======== Recorded data

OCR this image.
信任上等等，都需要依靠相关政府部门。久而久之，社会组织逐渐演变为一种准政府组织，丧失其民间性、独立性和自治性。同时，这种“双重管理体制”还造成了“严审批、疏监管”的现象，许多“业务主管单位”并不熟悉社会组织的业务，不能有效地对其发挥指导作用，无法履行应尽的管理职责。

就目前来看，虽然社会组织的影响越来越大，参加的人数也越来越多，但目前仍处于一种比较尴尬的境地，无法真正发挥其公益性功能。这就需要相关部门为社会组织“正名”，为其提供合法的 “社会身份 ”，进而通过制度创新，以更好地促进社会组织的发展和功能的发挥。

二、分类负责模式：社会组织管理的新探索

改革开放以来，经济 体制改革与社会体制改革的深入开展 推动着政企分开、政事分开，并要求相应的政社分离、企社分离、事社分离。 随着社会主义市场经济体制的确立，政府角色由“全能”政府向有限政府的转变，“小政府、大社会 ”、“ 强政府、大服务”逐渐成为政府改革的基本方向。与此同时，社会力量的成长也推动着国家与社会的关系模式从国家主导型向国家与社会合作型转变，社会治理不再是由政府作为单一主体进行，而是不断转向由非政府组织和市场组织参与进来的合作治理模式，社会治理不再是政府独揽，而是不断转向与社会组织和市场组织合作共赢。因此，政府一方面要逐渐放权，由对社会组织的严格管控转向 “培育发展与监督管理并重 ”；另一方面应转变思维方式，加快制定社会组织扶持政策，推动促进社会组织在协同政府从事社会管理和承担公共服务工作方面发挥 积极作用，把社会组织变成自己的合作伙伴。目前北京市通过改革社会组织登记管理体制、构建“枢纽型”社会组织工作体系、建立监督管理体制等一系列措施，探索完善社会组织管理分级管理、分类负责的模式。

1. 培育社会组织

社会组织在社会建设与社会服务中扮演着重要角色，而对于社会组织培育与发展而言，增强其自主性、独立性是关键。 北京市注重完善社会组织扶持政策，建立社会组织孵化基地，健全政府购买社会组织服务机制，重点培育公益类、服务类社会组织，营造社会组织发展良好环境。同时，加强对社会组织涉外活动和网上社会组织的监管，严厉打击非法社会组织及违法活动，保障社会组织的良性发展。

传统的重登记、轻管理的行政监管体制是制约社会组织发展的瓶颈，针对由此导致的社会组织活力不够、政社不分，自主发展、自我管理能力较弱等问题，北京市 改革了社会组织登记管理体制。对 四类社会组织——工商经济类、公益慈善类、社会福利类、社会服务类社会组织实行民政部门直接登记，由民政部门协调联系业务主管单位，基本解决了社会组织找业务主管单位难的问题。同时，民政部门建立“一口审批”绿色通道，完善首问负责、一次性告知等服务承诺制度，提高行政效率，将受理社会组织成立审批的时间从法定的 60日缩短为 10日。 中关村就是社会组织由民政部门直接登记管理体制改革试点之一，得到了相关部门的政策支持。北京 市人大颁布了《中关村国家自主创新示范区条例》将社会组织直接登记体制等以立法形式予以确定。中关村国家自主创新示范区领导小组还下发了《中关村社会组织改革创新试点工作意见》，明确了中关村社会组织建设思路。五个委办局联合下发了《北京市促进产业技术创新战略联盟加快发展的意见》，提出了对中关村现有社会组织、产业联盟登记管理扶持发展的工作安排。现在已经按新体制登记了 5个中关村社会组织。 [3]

================

_Task objective_
Repeat the listing exactly, from its first line to its last.

_Response below_
OCR this image.
信任上等等，都需要依靠相关政府部门。久而久之，社会组织逐渐演变为一种准政府组织，丧失其民间性、独立性和自治性。同时，这种“双重管理体制”还造成了“严审批、疏监管”的现象，许多“业务主管单位”并不熟悉社会组织的业务，不能有效地对其发挥指导作用，无法履行应尽的管理职责。

就目前来看，虽然社会组织的影响越来越大，参加的人数也越来越多，但目前仍处于一种比较尴尬的境地，无法真正发挥其公益性功能。这就需要相关部门为社会组织“正名”，为其提供合法的 “社会身份 ”，进而通过制度创新，以更好地促进社会组织的发展和功能的发挥。

二、分类负责模式：社会组织管理的新探索

改革开放以来，经济 体制改革与社会体制改革的深入开展 推动着政企分开、政事分开，并要求相应的政社分离、企社分离、事社分离。 随着社会主义市场经济体制的确立，政府角色由“全能”政府向有限政府的转变，“小政府、大社会 ”、“ 强政府、大服务”逐渐成为政府改革的基本方向。与此同时，社会力量的成长也推动着国家与社会的关系模式从国家主导型向国家与社会合作型转变，社会治理不再是由政府作为单一主体进行，而是不断转向由非政府组织和市场组织参与进来的合作治理模式，社会治理不再是政府独揽，而是不断转向与社会组织和市场组织合作共赢。因此，政府一方面要逐渐放权，由对社会组织的严格管控转向 “培育发展与监督管理并重 ”；另一方面应转变思维方式，加快制定社会组织扶持政策，推动促进社会组织在协同政府从事社会管理和承担公共服务工作方面发挥 积极作用，把社会组织变成自己的合作伙伴。目前北京市通过改革社会组织登记管理体制、构建“枢纽型”社会组织工作体系、建立监督管理体制等一系列措施，探索完善社会组织管理分级管理、分类负责的模式。

1. 培育社会组织

社会组织在社会建设与社会服务中扮演着重要角色，而对于社会组织培育与发展而言，增强其自主性、独立性是关键。 北京市注重完善社会组织扶持政策，建立社会组织孵化基地，健全政府购买社会组织服务机制，重点培育公益类、服务类社会组织，营造社会组织发展良好环境。同时，加强对社会组织涉外活动和网上社会组织的监管，严厉打击非法社会组织及违法活动，保障社会组织的良性发展。

传统的重登记、轻管理的行政监管体制是制约社会组织发展的瓶颈，针对由此导致的社会组织活力不够、政社不分，自主发展、自我管理能力较弱等问题，北京市 改革了社会组织登记管理体制。对 四类社会组织——工商经济类、公益慈善类、社会福利类、社会服务类社会组织实行民政部门直接登记，由民政部门协调联系业务主管单位，基本解决了社会组织找业务主管单位难的问题。同时，民政部门建立“一口审批”绿色通道，完善首问负责、一次性告知等服务承诺制度，提高行政效率，将受理社会组织成立审批的时间从法定的 60日缩短为 10日。 中关村就是社会组织由民政部门直接登记管理体制改革试点之一，得到了相关部门的政策支持。北京 市人大颁布了《中关村国家自主创新示范区条例》将社会组织直接登记体制等以立法形式予以确定。中关村国家自主创新示范区领导小组还下发了《中关村社会组织改革创新试点工作意见》，明确了中关村社会组织建设思路。五个委办局联合下发了《北京市促进产业技术创新战略联盟加快发展的意见》，提出了对中关村现有社会组织、产业联盟登记管理扶持发展的工作安排。现在已经按新体制登记了 5个中关村社会组织。 [3]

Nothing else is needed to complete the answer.